GOAL OF THE EXERCISE:
Locate all lines in the data below that hold "start" and show them.

SUPPLIED DATA:
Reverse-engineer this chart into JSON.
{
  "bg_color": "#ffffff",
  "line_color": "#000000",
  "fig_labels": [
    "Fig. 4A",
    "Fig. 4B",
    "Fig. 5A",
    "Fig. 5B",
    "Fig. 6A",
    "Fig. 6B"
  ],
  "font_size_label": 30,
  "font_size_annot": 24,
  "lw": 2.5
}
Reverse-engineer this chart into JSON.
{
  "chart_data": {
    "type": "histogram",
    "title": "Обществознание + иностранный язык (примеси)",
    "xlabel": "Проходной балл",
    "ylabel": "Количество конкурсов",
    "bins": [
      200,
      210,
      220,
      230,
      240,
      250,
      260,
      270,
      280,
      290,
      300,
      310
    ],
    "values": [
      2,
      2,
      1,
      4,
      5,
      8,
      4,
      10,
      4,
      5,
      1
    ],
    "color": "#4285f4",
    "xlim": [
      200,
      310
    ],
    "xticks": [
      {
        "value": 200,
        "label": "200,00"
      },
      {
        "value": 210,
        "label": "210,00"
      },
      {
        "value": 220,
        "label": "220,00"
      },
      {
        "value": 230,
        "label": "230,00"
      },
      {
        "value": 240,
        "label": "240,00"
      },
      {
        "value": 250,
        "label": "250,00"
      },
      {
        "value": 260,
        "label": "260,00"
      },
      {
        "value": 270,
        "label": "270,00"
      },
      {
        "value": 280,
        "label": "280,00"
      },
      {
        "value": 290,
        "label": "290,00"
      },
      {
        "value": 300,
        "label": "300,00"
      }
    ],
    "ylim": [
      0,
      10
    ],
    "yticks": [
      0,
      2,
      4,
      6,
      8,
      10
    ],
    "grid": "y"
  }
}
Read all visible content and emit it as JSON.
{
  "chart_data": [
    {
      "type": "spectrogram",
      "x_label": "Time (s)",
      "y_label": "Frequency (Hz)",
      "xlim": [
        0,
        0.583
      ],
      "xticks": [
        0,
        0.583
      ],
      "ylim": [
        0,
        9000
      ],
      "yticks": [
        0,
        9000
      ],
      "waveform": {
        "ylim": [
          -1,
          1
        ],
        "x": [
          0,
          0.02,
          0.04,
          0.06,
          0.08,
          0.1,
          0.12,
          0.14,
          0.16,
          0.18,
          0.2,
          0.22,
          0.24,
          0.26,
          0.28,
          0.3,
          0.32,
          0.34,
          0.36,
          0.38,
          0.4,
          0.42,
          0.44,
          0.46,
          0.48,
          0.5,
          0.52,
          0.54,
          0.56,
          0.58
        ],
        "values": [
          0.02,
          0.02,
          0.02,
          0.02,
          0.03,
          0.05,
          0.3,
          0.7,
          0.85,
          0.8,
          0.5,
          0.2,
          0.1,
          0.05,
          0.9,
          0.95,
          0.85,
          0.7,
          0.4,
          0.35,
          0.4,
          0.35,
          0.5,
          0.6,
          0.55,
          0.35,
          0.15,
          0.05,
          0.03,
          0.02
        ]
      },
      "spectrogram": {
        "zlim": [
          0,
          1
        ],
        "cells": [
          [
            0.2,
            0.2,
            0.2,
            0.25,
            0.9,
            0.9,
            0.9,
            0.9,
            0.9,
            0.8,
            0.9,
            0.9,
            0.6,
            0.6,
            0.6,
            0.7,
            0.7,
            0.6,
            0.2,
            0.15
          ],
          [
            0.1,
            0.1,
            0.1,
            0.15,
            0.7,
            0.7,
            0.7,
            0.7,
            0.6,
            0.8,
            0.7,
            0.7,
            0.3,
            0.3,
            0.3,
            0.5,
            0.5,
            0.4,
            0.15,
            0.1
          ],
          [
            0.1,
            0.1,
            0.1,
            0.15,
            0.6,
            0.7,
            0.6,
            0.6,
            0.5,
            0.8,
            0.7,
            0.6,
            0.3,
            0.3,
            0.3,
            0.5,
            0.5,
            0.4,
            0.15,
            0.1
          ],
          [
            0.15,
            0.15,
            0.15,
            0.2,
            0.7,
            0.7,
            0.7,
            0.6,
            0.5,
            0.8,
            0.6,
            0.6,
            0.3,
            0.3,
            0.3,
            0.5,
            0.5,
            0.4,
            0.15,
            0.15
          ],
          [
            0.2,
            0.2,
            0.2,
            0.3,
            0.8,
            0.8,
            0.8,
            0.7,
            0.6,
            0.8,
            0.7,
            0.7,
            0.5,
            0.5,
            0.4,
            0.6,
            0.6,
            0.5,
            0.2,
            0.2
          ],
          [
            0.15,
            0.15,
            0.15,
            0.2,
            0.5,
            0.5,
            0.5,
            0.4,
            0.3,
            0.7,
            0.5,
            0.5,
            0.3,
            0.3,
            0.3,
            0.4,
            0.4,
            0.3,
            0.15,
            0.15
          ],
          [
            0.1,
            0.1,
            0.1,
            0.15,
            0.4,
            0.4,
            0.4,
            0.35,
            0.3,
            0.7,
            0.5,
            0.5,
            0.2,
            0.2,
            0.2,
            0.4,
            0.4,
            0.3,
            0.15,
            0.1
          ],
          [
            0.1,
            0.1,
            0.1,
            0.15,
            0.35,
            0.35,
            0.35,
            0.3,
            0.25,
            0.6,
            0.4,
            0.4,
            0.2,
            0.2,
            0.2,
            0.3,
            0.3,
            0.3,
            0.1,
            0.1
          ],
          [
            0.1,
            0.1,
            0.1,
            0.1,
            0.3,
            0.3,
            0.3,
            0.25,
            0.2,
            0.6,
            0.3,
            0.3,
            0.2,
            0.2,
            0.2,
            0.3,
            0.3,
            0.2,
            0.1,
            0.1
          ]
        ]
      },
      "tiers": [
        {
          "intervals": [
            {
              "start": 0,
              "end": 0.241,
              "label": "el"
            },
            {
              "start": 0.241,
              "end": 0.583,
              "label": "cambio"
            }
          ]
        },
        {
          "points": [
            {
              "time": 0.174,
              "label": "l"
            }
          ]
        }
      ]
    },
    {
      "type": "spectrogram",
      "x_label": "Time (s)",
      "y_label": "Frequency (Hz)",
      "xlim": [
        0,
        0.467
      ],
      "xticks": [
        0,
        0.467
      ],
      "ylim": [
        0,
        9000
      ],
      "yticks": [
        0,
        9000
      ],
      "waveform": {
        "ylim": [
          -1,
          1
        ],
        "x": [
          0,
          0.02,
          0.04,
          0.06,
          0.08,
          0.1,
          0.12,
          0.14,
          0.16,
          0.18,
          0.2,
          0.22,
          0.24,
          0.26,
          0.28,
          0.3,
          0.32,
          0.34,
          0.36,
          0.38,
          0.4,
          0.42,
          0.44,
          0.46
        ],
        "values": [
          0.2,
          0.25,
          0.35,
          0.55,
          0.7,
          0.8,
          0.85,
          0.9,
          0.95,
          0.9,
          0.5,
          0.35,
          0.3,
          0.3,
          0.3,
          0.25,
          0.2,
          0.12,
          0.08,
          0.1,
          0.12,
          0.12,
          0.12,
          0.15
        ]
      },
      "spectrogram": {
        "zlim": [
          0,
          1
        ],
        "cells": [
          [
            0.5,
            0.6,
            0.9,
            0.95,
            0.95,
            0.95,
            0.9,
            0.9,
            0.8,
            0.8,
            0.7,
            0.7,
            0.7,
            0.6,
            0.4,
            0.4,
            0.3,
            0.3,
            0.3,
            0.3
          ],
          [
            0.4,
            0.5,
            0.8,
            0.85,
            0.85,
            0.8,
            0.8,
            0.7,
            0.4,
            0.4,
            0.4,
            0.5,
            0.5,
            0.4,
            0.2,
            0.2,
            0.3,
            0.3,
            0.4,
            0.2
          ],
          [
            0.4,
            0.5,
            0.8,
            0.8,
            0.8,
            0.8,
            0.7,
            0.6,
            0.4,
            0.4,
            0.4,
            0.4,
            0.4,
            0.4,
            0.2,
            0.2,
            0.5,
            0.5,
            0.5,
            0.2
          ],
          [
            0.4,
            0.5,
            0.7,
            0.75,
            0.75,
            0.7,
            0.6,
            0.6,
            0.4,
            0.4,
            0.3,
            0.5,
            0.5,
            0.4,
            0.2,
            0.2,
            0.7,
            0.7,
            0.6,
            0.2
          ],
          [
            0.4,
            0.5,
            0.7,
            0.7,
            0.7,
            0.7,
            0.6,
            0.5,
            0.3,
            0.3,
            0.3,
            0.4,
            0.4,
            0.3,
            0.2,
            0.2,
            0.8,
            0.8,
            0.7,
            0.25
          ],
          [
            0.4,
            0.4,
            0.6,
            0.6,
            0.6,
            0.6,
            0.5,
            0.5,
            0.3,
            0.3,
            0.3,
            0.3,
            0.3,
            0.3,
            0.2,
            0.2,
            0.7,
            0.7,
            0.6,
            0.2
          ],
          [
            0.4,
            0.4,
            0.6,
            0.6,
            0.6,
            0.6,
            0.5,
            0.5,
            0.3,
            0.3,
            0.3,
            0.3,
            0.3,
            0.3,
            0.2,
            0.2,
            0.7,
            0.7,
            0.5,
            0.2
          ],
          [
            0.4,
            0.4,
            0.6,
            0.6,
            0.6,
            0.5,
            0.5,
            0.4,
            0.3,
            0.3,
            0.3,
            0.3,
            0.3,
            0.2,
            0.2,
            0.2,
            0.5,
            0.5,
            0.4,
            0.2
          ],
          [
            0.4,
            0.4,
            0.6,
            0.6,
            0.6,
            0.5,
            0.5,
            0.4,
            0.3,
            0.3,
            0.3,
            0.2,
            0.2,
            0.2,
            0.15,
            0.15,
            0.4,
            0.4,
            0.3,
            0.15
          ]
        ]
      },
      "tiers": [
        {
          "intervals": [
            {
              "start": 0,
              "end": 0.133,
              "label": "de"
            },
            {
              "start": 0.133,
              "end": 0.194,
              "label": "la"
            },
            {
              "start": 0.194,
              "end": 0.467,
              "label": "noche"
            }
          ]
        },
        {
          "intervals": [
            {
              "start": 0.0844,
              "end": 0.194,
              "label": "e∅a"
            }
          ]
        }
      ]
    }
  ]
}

RESULT OF THE EXERCISE:
              "start": 0,
              "start": 0.241,
              "start": 0,
              "start": 0.133,
              "start": 0.194,
              "start": 0.0844,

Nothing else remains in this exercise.